* **Your objective**:
Across the material below, how many lines contain the word "JSON"? Give only the number.

Dataset rows
■ ■ ■ ■

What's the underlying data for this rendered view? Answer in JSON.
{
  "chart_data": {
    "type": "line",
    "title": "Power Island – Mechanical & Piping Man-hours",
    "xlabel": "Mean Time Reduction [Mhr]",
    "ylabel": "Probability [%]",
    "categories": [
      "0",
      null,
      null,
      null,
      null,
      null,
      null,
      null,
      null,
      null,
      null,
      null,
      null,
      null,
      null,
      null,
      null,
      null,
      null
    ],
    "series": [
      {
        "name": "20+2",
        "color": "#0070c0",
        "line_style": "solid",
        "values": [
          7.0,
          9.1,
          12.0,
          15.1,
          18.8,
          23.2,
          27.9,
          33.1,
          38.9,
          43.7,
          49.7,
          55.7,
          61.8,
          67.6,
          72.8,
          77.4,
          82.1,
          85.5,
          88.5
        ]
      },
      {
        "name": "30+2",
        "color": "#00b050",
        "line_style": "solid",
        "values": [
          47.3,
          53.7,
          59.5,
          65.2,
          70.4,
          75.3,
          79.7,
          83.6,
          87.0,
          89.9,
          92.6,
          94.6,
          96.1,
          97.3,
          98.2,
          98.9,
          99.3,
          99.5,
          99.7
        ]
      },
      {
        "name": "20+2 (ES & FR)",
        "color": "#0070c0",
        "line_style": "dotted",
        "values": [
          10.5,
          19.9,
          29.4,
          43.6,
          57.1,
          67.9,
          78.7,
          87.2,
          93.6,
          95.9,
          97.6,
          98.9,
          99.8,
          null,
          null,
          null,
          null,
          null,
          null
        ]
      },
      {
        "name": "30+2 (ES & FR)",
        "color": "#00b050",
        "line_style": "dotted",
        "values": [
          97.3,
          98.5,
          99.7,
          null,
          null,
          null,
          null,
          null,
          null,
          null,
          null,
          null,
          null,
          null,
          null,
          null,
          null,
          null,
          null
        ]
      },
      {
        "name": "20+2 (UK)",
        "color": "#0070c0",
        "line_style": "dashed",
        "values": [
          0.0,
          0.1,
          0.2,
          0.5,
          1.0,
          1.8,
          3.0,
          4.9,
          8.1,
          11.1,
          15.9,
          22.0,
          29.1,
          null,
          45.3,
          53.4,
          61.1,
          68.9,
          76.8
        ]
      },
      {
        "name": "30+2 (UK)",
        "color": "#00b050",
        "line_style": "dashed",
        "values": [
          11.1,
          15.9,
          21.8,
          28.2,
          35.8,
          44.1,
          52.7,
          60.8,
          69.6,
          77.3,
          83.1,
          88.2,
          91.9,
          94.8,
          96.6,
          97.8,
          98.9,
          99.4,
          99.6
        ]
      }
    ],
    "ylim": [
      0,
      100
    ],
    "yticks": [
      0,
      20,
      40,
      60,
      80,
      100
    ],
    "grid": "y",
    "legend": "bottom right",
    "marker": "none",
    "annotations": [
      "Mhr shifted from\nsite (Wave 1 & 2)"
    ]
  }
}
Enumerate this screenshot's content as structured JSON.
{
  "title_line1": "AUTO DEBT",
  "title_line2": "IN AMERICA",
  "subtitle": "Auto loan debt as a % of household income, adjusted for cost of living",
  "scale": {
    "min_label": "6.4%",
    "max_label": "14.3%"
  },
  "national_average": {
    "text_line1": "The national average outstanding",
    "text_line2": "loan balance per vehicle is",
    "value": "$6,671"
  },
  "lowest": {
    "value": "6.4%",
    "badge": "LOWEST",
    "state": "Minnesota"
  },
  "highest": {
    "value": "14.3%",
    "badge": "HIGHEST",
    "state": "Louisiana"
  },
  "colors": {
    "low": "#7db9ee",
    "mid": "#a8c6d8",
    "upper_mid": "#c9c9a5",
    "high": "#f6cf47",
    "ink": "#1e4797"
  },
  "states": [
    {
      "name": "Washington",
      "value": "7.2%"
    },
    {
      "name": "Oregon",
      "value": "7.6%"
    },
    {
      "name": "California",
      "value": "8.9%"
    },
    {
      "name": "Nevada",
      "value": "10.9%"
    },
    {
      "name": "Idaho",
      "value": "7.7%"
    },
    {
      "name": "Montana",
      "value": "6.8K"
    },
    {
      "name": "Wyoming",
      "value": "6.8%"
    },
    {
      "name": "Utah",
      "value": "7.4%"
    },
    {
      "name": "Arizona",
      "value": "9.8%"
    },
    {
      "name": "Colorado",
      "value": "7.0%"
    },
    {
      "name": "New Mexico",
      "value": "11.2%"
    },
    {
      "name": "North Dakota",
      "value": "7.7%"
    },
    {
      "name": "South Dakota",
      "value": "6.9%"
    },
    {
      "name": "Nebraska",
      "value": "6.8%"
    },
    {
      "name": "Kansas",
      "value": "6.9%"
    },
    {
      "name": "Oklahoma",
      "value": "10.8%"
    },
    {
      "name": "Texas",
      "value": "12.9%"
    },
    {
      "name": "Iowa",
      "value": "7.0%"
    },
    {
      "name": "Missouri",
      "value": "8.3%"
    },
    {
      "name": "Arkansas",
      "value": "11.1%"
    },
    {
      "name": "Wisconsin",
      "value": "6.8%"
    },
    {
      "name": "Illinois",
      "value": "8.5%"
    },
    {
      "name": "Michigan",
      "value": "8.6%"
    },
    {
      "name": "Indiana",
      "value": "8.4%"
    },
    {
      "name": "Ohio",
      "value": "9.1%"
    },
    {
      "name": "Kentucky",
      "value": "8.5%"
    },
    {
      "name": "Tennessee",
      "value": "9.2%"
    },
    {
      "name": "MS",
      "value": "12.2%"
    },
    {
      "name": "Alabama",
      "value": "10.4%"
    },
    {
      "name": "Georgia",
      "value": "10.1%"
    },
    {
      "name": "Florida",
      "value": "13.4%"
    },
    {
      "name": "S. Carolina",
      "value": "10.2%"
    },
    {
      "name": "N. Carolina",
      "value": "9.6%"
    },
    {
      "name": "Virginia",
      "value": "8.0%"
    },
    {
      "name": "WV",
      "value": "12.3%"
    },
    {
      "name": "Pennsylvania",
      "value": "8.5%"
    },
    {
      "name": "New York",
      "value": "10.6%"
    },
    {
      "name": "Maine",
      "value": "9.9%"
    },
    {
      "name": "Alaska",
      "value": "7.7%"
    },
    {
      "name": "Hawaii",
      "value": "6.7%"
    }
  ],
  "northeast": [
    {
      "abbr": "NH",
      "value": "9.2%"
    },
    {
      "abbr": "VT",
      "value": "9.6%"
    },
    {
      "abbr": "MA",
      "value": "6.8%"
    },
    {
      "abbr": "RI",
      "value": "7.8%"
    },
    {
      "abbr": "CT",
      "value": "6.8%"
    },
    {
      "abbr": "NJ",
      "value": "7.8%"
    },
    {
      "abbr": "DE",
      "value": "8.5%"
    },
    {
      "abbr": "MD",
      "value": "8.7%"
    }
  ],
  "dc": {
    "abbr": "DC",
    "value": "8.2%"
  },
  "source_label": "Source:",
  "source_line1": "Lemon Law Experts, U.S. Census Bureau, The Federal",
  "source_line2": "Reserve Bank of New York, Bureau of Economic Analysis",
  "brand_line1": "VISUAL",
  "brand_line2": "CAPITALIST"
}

■ ■ ■ ■

* **Response below**:
2